Stored data
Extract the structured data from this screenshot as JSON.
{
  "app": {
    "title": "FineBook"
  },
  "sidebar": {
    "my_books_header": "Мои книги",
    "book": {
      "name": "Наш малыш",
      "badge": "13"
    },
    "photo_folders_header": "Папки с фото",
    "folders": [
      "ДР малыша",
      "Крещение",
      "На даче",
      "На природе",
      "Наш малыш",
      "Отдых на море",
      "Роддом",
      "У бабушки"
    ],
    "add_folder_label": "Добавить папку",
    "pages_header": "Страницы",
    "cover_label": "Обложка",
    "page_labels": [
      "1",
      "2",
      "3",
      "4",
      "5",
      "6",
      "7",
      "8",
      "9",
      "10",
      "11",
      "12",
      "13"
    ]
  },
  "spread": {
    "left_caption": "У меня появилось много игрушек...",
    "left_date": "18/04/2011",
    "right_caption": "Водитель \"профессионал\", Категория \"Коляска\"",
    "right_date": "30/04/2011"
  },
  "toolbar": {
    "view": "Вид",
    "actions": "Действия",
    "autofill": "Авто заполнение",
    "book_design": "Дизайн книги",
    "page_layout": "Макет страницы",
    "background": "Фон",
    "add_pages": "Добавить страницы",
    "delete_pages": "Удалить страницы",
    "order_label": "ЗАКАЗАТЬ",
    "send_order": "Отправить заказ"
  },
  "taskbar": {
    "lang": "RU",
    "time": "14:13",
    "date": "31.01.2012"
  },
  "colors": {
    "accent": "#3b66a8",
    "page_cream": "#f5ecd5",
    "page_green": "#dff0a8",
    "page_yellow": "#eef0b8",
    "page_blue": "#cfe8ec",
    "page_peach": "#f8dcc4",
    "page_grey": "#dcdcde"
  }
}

● **Brief**
Every record above must be duplicated exactly.

● **Task response**
Extract the structured data from this screenshot as JSON.
{
  "app": {
    "title": "FineBook"
  },
  "sidebar": {
    "my_books_header": "Мои книги",
    "book": {
      "name": "Наш малыш",
      "badge": "13"
    },
    "photo_folders_header": "Папки с фото",
    "folders": [
      "ДР малыша",
      "Крещение",
      "На даче",
      "На природе",
      "Наш малыш",
      "Отдых на море",
      "Роддом",
      "У бабушки"
    ],
    "add_folder_label": "Добавить папку",
    "pages_header": "Страницы",
    "cover_label": "Обложка",
    "page_labels": [
      "1",
      "2",
      "3",
      "4",
      "5",
      "6",
      "7",
      "8",
      "9",
      "10",
      "11",
      "12",
      "13"
    ]
  },
  "spread": {
    "left_caption": "У меня появилось много игрушек...",
    "left_date": "18/04/2011",
    "right_caption": "Водитель \"профессионал\", Категория \"Коляска\"",
    "right_date": "30/04/2011"
  },
  "toolbar": {
    "view": "Вид",
    "actions": "Действия",
    "autofill": "Авто заполнение",
    "book_design": "Дизайн книги",
    "page_layout": "Макет страницы",
    "background": "Фон",
    "add_pages": "Добавить страницы",
    "delete_pages": "Удалить страницы",
    "order_label": "ЗАКАЗАТЬ",
    "send_order": "Отправить заказ"
  },
  "taskbar": {
    "lang": "RU",
    "time": "14:13",
    "date": "31.01.2012"
  },
  "colors": {
    "accent": "#3b66a8",
    "page_cream": "#f5ecd5",
    "page_green": "#dff0a8",
    "page_yellow": "#eef0b8",
    "page_blue": "#cfe8ec",
    "page_peach": "#f8dcc4",
    "page_grey": "#dcdcde"
  }
}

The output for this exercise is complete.